*The exercise:*
Search the entries for the word "Rates" and pull out each line that has it.

(Structured figure records)
════

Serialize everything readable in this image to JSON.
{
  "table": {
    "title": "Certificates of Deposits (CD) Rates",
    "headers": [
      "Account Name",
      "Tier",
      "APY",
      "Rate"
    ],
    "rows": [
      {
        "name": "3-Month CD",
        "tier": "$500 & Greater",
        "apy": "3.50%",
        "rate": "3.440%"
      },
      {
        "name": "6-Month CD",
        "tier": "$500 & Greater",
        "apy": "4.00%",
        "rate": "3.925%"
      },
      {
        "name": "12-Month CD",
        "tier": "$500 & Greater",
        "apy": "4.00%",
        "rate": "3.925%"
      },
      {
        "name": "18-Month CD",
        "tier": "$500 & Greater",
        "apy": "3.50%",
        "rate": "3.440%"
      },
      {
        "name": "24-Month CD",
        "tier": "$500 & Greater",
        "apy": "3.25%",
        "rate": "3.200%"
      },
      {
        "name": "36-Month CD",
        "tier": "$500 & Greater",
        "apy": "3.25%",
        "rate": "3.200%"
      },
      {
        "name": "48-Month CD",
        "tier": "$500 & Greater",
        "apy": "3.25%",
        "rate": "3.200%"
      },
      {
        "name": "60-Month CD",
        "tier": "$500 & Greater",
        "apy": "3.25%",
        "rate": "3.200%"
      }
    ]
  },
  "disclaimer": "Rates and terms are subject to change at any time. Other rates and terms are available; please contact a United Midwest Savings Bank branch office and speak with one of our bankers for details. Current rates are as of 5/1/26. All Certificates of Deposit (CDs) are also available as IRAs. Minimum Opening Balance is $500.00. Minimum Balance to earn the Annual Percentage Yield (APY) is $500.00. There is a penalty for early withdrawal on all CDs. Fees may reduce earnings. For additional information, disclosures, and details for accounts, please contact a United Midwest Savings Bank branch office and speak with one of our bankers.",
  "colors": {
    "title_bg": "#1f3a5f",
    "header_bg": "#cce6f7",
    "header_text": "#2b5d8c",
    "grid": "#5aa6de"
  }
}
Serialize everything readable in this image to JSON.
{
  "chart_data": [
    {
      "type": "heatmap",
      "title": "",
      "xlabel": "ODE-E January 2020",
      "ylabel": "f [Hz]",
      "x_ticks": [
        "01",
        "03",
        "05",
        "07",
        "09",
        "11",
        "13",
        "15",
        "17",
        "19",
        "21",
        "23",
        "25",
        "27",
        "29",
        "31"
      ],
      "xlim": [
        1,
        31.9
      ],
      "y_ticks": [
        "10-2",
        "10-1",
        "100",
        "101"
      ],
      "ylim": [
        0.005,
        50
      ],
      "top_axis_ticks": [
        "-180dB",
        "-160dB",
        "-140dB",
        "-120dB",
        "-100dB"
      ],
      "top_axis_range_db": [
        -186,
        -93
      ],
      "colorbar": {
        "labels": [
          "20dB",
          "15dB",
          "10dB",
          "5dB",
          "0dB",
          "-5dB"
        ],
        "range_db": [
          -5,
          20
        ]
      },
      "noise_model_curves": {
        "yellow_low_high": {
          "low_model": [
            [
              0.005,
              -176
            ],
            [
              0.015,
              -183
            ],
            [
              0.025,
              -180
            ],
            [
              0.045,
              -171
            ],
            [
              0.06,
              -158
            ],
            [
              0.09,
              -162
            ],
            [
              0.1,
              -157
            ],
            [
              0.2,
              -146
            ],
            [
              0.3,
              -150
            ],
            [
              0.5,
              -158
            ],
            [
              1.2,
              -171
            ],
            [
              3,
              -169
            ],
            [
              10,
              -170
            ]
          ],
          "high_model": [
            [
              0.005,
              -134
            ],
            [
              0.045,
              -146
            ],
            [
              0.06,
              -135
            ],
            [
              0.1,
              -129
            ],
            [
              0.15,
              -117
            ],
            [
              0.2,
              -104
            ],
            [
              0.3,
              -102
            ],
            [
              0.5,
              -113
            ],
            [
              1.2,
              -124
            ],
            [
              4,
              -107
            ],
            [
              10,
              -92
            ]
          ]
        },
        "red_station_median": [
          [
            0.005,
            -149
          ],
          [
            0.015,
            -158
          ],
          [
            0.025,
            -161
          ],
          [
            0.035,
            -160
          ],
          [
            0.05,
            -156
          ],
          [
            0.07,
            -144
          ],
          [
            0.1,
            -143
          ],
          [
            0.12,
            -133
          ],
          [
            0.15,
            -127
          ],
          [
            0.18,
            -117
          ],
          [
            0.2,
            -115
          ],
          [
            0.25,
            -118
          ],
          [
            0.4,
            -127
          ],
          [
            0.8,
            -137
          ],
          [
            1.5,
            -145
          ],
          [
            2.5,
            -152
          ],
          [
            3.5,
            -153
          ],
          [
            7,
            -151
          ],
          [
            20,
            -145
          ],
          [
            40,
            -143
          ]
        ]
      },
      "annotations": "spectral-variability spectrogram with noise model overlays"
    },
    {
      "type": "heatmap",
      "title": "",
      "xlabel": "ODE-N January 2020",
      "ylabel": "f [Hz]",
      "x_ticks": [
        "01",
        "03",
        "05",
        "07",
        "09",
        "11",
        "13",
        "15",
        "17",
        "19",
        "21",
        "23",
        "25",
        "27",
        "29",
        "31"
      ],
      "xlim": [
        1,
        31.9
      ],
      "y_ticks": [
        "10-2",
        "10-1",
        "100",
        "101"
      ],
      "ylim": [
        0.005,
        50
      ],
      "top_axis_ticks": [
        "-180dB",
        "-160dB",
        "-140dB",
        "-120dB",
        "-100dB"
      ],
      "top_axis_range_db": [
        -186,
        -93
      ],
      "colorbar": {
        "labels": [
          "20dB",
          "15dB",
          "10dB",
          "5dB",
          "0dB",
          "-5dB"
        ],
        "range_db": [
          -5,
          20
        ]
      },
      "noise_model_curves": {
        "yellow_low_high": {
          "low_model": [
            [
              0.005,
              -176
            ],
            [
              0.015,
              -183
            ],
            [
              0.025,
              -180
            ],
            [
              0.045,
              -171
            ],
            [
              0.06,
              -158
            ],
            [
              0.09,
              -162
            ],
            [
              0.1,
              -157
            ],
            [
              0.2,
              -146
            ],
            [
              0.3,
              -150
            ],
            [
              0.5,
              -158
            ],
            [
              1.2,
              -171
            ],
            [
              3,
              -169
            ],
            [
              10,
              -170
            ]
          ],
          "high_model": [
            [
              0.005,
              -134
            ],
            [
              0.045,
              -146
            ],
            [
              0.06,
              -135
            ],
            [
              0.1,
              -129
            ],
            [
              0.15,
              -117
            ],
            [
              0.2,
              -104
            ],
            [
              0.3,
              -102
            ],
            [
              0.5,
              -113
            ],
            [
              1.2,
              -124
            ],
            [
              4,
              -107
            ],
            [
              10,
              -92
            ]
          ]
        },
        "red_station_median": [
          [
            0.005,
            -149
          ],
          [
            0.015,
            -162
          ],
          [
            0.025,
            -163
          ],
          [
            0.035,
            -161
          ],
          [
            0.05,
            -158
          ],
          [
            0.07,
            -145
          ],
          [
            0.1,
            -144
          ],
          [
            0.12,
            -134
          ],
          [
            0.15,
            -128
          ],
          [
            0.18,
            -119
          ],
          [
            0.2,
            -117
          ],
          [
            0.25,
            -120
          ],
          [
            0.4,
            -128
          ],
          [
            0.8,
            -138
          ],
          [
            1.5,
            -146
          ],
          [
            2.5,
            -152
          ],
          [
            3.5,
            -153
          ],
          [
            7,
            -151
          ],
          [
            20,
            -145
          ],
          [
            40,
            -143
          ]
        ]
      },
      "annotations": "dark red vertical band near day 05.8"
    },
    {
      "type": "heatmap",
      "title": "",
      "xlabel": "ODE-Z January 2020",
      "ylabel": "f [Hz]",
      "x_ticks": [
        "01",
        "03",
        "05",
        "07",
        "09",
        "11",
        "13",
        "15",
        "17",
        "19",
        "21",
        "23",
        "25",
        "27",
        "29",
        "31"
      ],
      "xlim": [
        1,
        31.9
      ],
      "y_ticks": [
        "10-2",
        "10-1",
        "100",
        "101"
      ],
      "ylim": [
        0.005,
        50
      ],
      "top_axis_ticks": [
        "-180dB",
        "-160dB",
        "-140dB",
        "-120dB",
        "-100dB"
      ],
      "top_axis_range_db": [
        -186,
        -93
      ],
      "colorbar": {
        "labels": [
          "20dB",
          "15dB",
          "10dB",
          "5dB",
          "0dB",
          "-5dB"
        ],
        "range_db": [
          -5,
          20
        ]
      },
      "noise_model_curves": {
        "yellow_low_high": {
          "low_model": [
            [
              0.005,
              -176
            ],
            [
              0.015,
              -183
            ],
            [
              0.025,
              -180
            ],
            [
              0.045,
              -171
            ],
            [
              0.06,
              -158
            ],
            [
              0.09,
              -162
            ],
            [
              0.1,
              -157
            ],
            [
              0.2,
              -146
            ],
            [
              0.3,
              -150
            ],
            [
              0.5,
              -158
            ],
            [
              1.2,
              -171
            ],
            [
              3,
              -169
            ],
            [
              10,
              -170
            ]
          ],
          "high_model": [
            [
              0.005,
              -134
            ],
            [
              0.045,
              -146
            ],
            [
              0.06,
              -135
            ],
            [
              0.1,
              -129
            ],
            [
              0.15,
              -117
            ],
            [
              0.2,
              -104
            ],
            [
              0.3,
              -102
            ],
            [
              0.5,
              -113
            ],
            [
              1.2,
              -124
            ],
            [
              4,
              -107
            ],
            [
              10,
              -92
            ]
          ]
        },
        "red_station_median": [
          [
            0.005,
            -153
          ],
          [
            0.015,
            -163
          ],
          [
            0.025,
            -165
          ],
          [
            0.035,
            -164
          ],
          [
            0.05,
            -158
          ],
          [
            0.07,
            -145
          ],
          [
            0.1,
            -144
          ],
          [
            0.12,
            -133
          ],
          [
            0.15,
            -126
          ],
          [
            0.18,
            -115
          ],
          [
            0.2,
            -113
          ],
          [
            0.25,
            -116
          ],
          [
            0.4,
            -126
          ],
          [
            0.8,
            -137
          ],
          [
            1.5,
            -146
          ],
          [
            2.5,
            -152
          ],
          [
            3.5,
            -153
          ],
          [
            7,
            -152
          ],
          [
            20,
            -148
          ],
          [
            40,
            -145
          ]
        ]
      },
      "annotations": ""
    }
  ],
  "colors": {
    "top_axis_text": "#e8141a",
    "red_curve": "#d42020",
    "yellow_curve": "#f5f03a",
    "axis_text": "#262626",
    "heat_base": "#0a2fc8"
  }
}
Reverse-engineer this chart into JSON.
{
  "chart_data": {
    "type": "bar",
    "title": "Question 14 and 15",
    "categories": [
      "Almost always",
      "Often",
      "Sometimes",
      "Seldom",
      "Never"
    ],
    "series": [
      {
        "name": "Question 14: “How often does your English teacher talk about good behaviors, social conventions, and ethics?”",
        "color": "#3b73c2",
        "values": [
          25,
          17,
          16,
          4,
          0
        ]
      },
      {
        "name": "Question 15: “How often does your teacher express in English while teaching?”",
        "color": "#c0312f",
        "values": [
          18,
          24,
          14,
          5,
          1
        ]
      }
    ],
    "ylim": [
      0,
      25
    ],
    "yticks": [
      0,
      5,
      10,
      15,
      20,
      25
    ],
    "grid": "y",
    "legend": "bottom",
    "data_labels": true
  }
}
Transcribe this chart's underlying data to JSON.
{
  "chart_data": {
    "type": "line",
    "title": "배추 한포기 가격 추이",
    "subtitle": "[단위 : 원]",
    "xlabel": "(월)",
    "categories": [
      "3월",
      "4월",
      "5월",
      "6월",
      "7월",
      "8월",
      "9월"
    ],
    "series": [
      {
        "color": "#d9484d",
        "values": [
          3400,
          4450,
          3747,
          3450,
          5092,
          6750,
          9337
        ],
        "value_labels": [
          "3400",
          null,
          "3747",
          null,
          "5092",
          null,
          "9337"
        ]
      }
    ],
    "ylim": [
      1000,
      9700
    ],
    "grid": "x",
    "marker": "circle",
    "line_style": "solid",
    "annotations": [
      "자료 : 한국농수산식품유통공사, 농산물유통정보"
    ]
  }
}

════

*Solution to this task:*
    "title": "Certificates of Deposits (CD) Rates",
  "disclaimer": "Rates and terms are subject to change at any time. Other rates and terms are available; please contact a United Midwest Savings Bank branch office and speak with one of our bankers for details. Current rates are as of 5/1/26. All Certificates of Deposit (CDs) are also available as IRAs. Minimum Opening Balance is $500.00. Minimum Balance to earn the Annual Percentage Yield (APY) is $500.00. There is a penalty for early withdrawal on all CDs. Fees may reduce earnings. For additional information, disclosures, and details for accounts, please contact a United Midwest Savings Bank branch office and speak with one of our bankers.",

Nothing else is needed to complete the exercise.